Chart and figure data:
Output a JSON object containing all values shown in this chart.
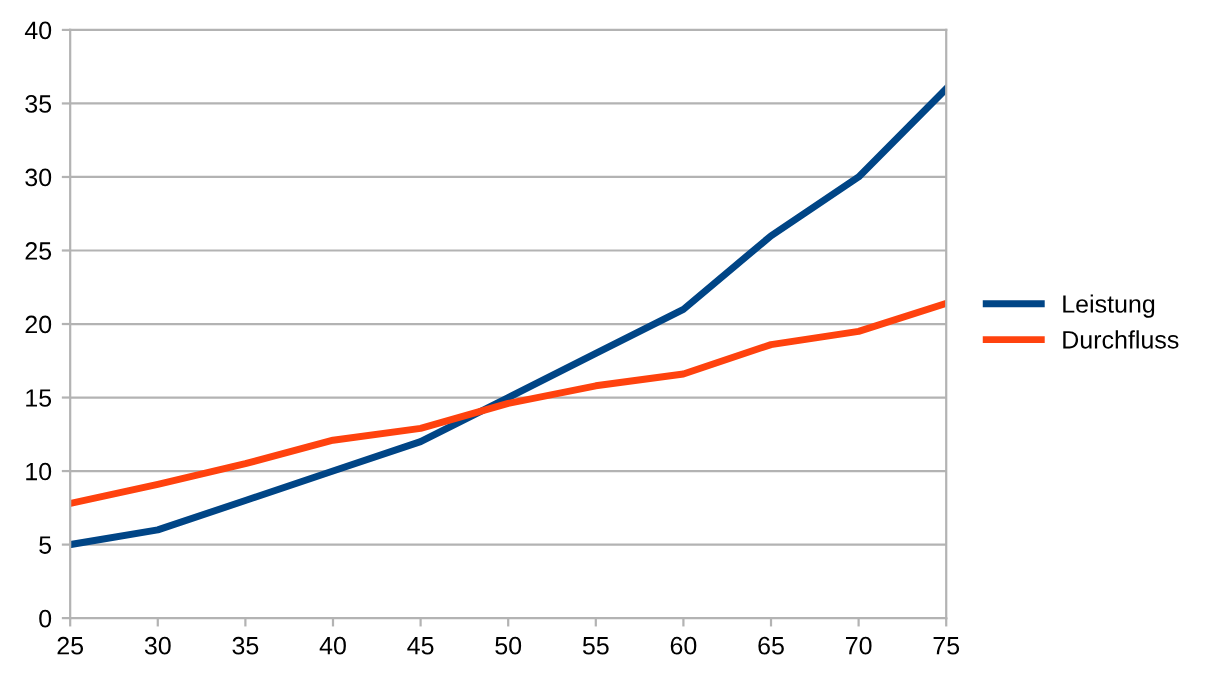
{
  "chart_data": {
    "type": "line",
    "x": [
      25,
      30,
      35,
      40,
      45,
      50,
      55,
      60,
      65,
      70,
      75
    ],
    "series": [
      {
        "name": "Leistung",
        "color": "#004586",
        "values": [
          5,
          6,
          8,
          10,
          12,
          15,
          18,
          21,
          26,
          30,
          36
        ]
      },
      {
        "name": "Durchfluss",
        "color": "#ff420e",
        "values": [
          7.8,
          9.1,
          10.5,
          12.1,
          12.9,
          14.6,
          15.8,
          16.6,
          18.6,
          19.5,
          21.4
        ]
      }
    ],
    "xlim": [
      25,
      75
    ],
    "xticks": [
      25,
      30,
      35,
      40,
      45,
      50,
      55,
      60,
      65,
      70,
      75
    ],
    "ylim": [
      0,
      40
    ],
    "yticks": [
      0,
      5,
      10,
      15,
      20,
      25,
      30,
      35,
      40
    ],
    "grid": "y",
    "legend": "right",
    "marker": "none",
    "line_style": "solid"
  }
}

GIVEN TASK: Retype all entries exactly as they appear, dropping the images.

ANSWER FOR THIS EXERCISE:
Output a JSON object containing all values shown in this chart.
{
  "chart_data": {
    "type": "line",
    "x": [
      25,
      30,
      35,
      40,
      45,
      50,
      55,
      60,
      65,
      70,
      75
    ],
    "series": [
      {
        "name": "Leistung",
        "color": "#004586",
        "values": [
          5,
          6,
          8,
          10,
          12,
          15,
          18,
          21,
          26,
          30,
          36
        ]
      },
      {
        "name": "Durchfluss",
        "color": "#ff420e",
        "values": [
          7.8,
          9.1,
          10.5,
          12.1,
          12.9,
          14.6,
          15.8,
          16.6,
          18.6,
          19.5,
          21.4
        ]
      }
    ],
    "xlim": [
      25,
      75
    ],
    "xticks": [
      25,
      30,
      35,
      40,
      45,
      50,
      55,
      60,
      65,
      70,
      75
    ],
    "ylim": [
      0,
      40
    ],
    "yticks": [
      0,
      5,
      10,
      15,
      20,
      25,
      30,
      35,
      40
    ],
    "grid": "y",
    "legend": "right",
    "marker": "none",
    "line_style": "solid"
  }
}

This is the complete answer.